• What you will do
Go through the entries one line at a time, and gather every line that has the word "ffffff".

--- Begin ---

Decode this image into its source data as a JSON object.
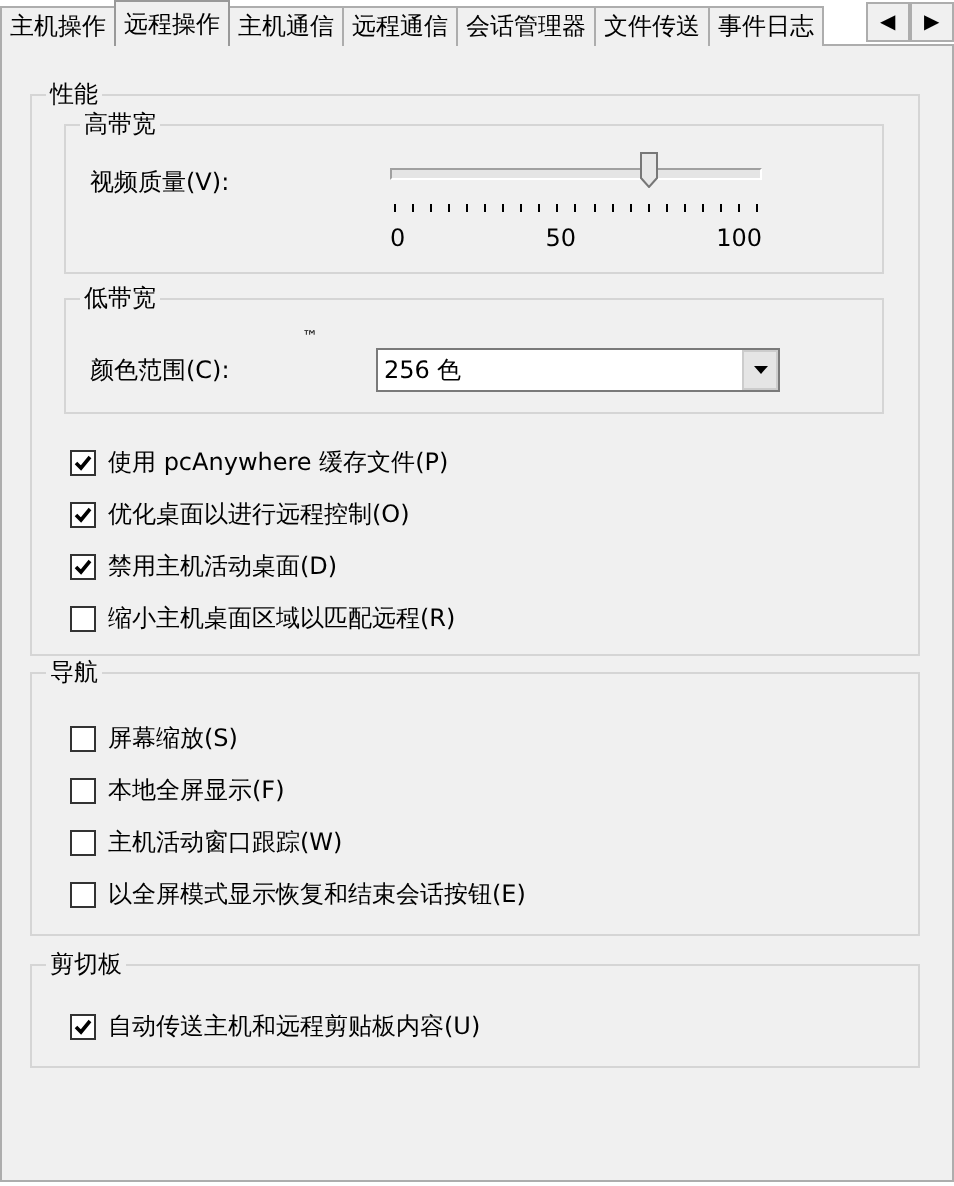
{
  "tabs": [
    {
      "label": "主机操作",
      "selected": false
    },
    {
      "label": "远程操作",
      "selected": true
    },
    {
      "label": "主机通信",
      "selected": false
    },
    {
      "label": "远程通信",
      "selected": false
    },
    {
      "label": "会话管理器",
      "selected": false
    },
    {
      "label": "文件传送",
      "selected": false
    },
    {
      "label": "事件日志",
      "selected": false
    }
  ],
  "tab_scroll": [
    "◀",
    "▶"
  ],
  "performance": {
    "title": "性能",
    "high_bandwidth": {
      "title": "高带宽",
      "slider": {
        "label": "视频质量(V):",
        "level": 0.7,
        "scale": [
          "0",
          "50",
          "100"
        ]
      }
    },
    "low_bandwidth": {
      "title": "低带宽",
      "mark": "™",
      "dropdown": {
        "label": "颜色范围(C):",
        "value": "256 色"
      }
    },
    "options": [
      {
        "label": "使用 pcAnywhere 缓存文件(P)",
        "checked": true
      },
      {
        "label": "优化桌面以进行远程控制(O)",
        "checked": true
      },
      {
        "label": "禁用主机活动桌面(D)",
        "checked": true
      },
      {
        "label": "缩小主机桌面区域以匹配远程(R)",
        "checked": false
      }
    ]
  },
  "navigation": {
    "title": "导航",
    "options": [
      {
        "label": "屏幕缩放(S)",
        "checked": false
      },
      {
        "label": "本地全屏显示(F)",
        "checked": false
      },
      {
        "label": "主机活动窗口跟踪(W)",
        "checked": false
      },
      {
        "label": "以全屏模式显示恢复和结束会话按钮(E)",
        "checked": false
      }
    ]
  },
  "clipboard": {
    "title": "剪切板",
    "options": [
      {
        "label": "自动传送主机和远程剪贴板内容(U)",
        "checked": true
      }
    ]
  }
}
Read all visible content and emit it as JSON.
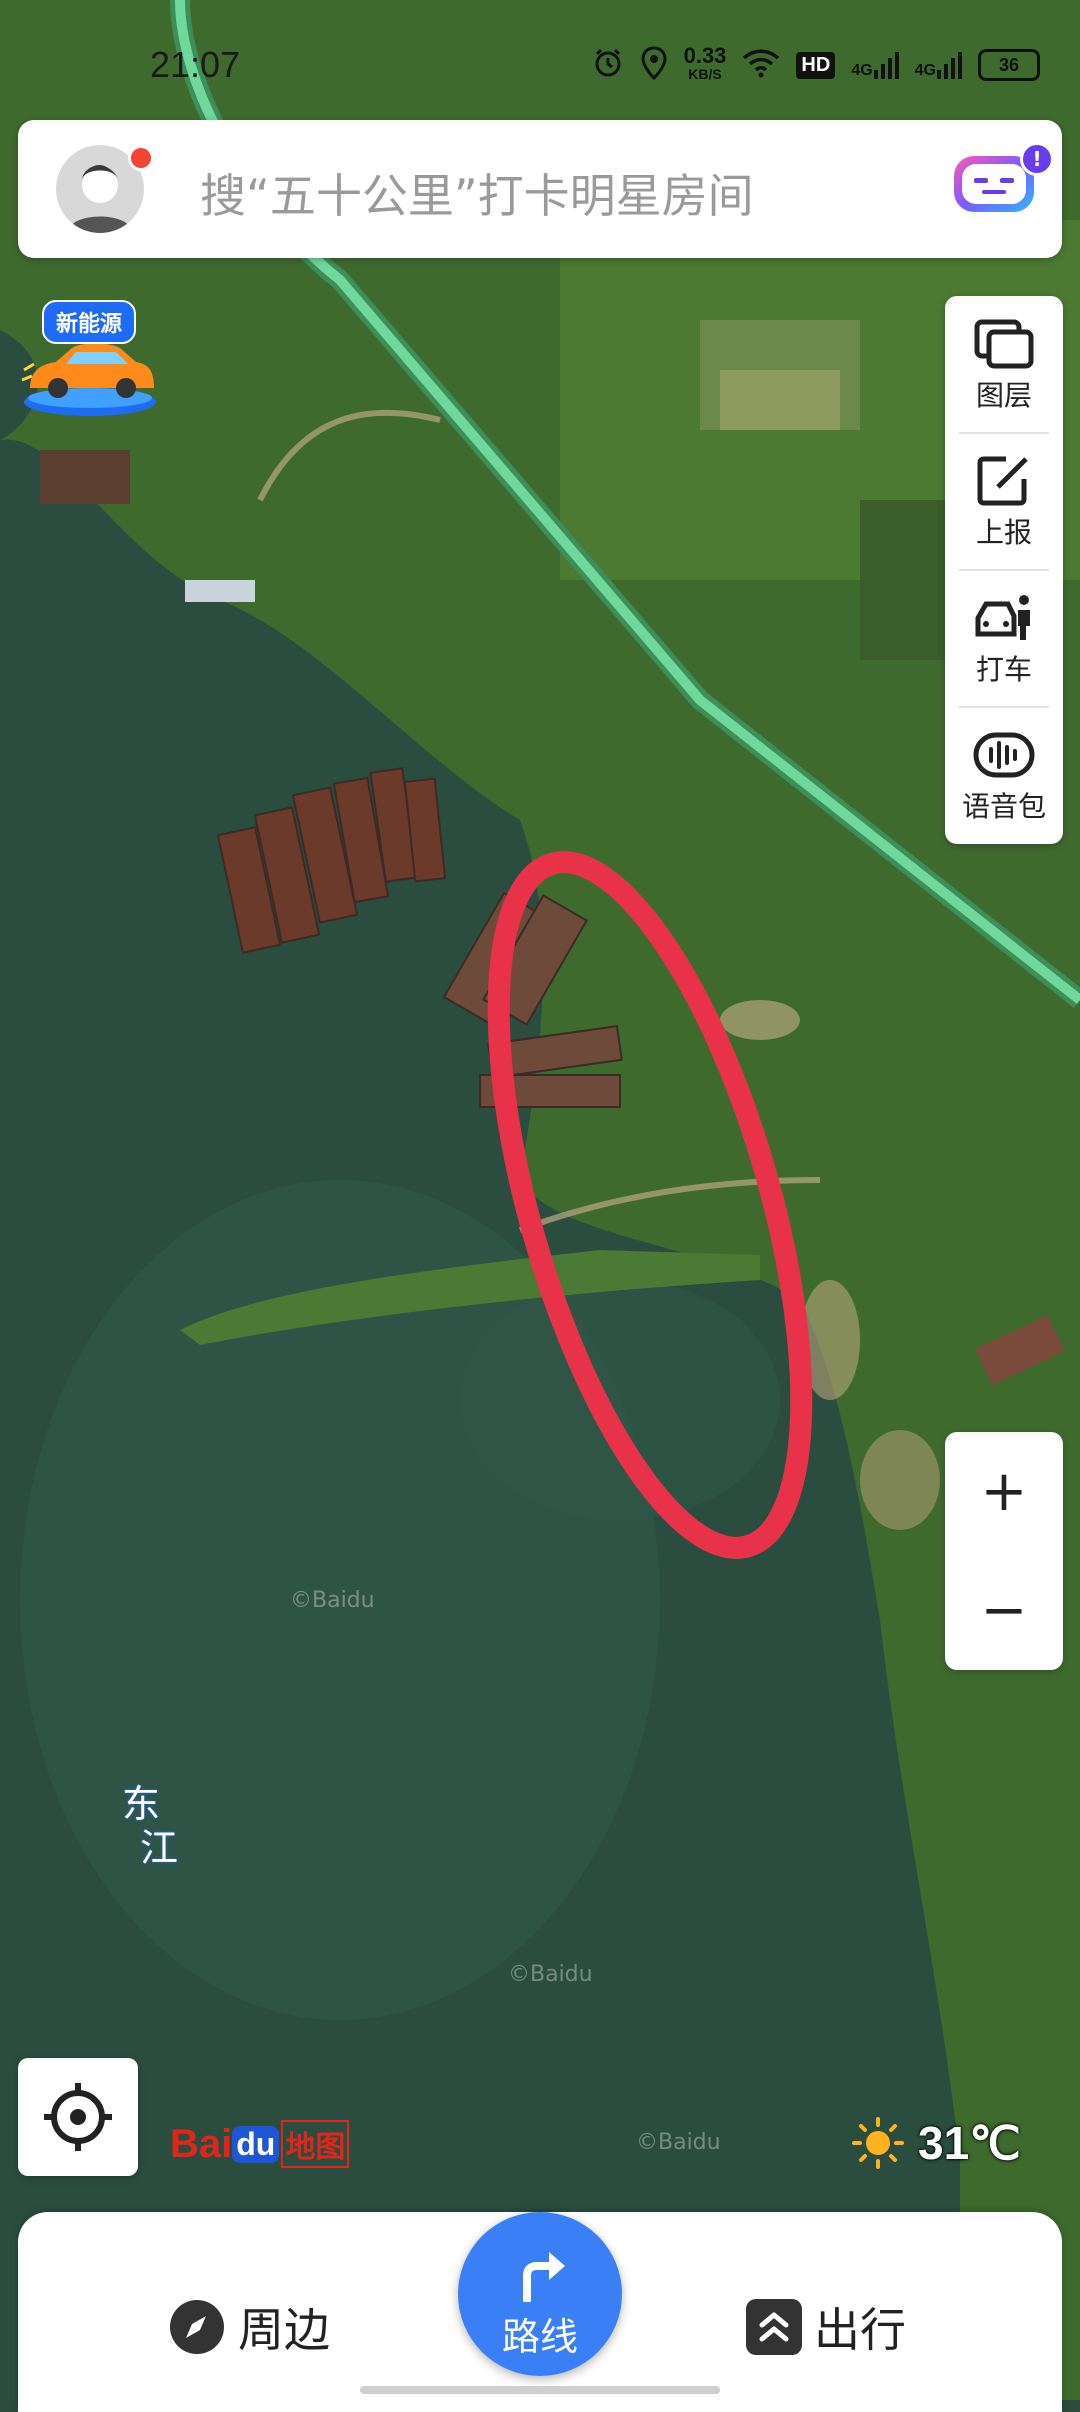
{
  "status_bar": {
    "time": "21:07",
    "net_speed_value": "0.33",
    "net_speed_unit": "KB/S",
    "hd_label": "HD",
    "signal_1": "4G",
    "signal_2": "4G",
    "battery": "36"
  },
  "search": {
    "placeholder": "搜“五十公里”打卡明星房间",
    "assistant_badge": "!"
  },
  "promo": {
    "new_energy_label": "新能源"
  },
  "tools": [
    {
      "label": "图层",
      "icon": "layers-icon"
    },
    {
      "label": "上报",
      "icon": "report-edit-icon"
    },
    {
      "label": "打车",
      "icon": "taxi-icon"
    },
    {
      "label": "语音包",
      "icon": "voice-pack-icon"
    }
  ],
  "zoom": {
    "in": "+",
    "out": "−"
  },
  "map": {
    "river_label": [
      "东",
      "江"
    ],
    "watermark": "©Baidu",
    "annotation_color": "#e8324a",
    "road_color": "#6fd89a"
  },
  "logo": {
    "bai": "Bai",
    "du": "du",
    "map": "地图"
  },
  "weather": {
    "temperature": "31℃",
    "icon": "sun-icon"
  },
  "bottom_bar": {
    "nearby_label": "周边",
    "route_label": "路线",
    "travel_label": "出行"
  }
}
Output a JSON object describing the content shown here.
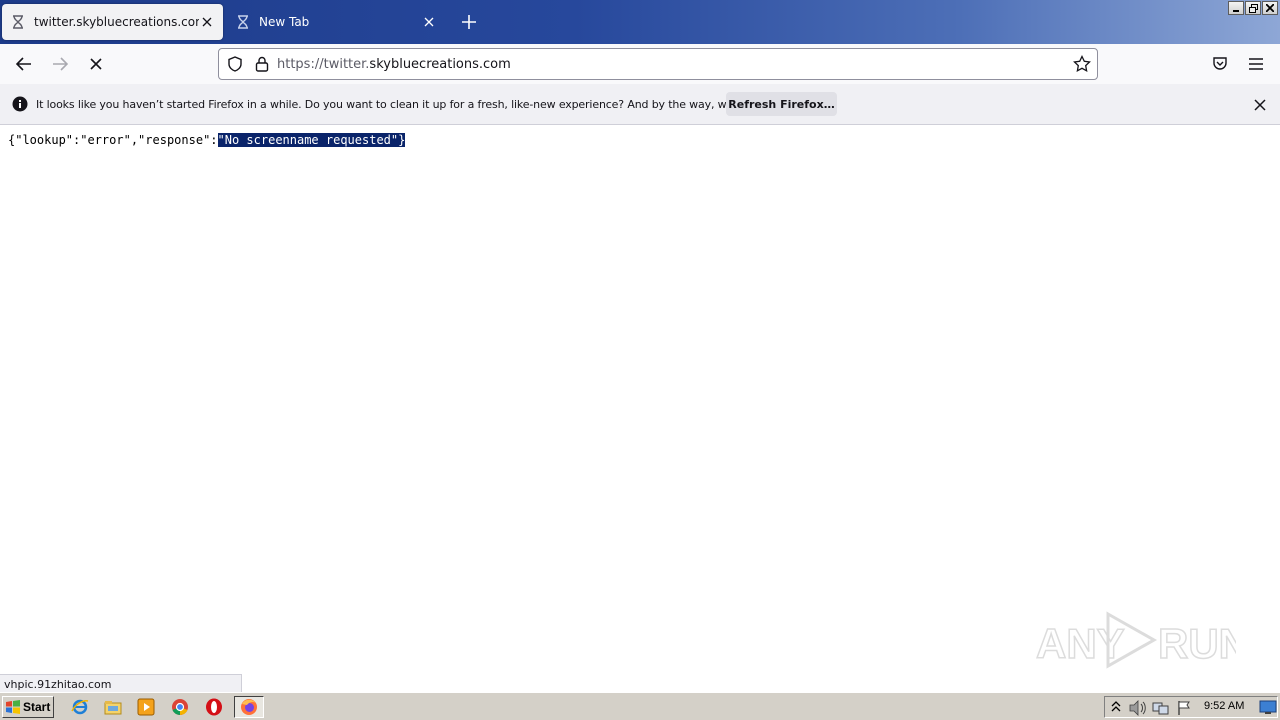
{
  "tabs": [
    {
      "title": "twitter.skybluecreations.com/",
      "active": true
    },
    {
      "title": "New Tab",
      "active": false
    }
  ],
  "window_controls": [
    "minimize",
    "restore",
    "close"
  ],
  "toolbar": {
    "url_prefix": "https://twitter.",
    "url_domain": "skybluecreations.com"
  },
  "notification": {
    "message": "It looks like you haven’t started Firefox in a while. Do you want to clean it up for a fresh, like-new experience? And by the way, welcome back!",
    "button_label": "Refresh Firefox…"
  },
  "page": {
    "json_prefix": "{\"lookup\":\"error\",\"response\":",
    "json_selected": "\"No screenname requested\"}"
  },
  "status_bar": {
    "url": "vhpic.91zhitao.com"
  },
  "watermark": {
    "text_left": "ANY",
    "text_right": "RUN"
  },
  "taskbar": {
    "start_label": "Start",
    "clock": "9:52 AM",
    "pinned": [
      "ie-icon",
      "explorer-icon",
      "media-player-icon",
      "chrome-icon",
      "opera-icon",
      "firefox-icon"
    ]
  },
  "colors": {
    "selection": "#0a246a",
    "titlebar": "#27489c",
    "taskbar": "#d4d0c8"
  }
}
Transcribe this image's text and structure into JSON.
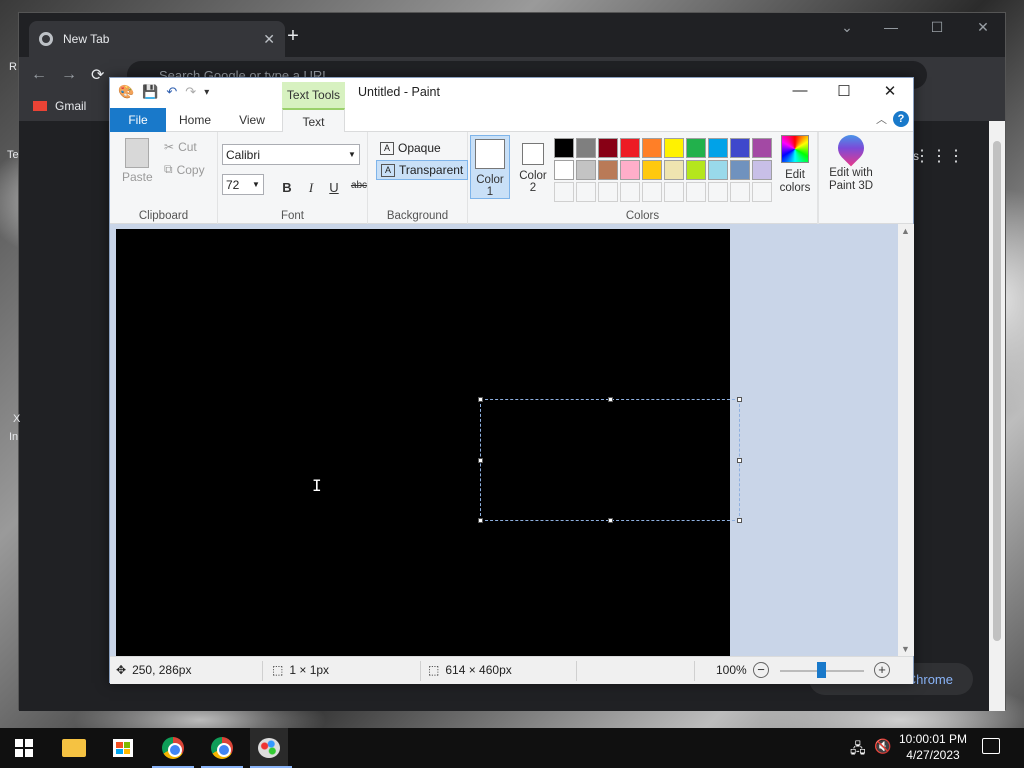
{
  "chrome": {
    "tab_title": "New Tab",
    "omnibox_placeholder": "Search Google or type a URL",
    "bookmark_gmail": "Gmail",
    "customize_label": "Chrome",
    "side_left_1": "R",
    "side_left_2": "Te",
    "side_left_3": "X",
    "side_left_4": "In",
    "side_right": "s"
  },
  "paint": {
    "context_tab": "Text Tools",
    "title": "Untitled - Paint",
    "tabs": [
      "File",
      "Home",
      "View",
      "Text"
    ],
    "clipboard": {
      "paste": "Paste",
      "cut": "Cut",
      "copy": "Copy",
      "label": "Clipboard"
    },
    "font": {
      "family": "Calibri",
      "size": "72",
      "bold": "B",
      "italic": "I",
      "underline": "U",
      "strike": "abc",
      "label": "Font"
    },
    "background": {
      "opaque": "Opaque",
      "transparent": "Transparent",
      "label": "Background"
    },
    "colors": {
      "color1_line1": "Color",
      "color1_line2": "1",
      "color2_line1": "Color",
      "color2_line2": "2",
      "edit_line1": "Edit",
      "edit_line2": "colors",
      "label": "Colors",
      "color1": "#ffffff",
      "color2": "#ffffff",
      "palette_row1": [
        "#000000",
        "#7f7f7f",
        "#880015",
        "#ed1c24",
        "#ff7f27",
        "#fff200",
        "#22b14c",
        "#00a2e8",
        "#3f48cc",
        "#a349a4"
      ],
      "palette_row2": [
        "#ffffff",
        "#c3c3c3",
        "#b97a57",
        "#ffaec9",
        "#ffc90e",
        "#efe4b0",
        "#b5e61d",
        "#99d9ea",
        "#7092be",
        "#c8bfe7"
      ],
      "palette_row3": [
        "#f5f6f7",
        "#f5f6f7",
        "#f5f6f7",
        "#f5f6f7",
        "#f5f6f7",
        "#f5f6f7",
        "#f5f6f7",
        "#f5f6f7",
        "#f5f6f7",
        "#f5f6f7"
      ]
    },
    "paint3d_line1": "Edit with",
    "paint3d_line2": "Paint 3D",
    "status": {
      "cursor_pos": "250, 286px",
      "selection_size": "1 × 1px",
      "image_size": "614 × 460px",
      "zoom": "100%"
    }
  },
  "taskbar": {
    "time": "10:00:01 PM",
    "date": "4/27/2023"
  }
}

--- End ---

• Finished task
      "color1": "#ffffff",
      "color2": "#ffffff",
        "#ffffff",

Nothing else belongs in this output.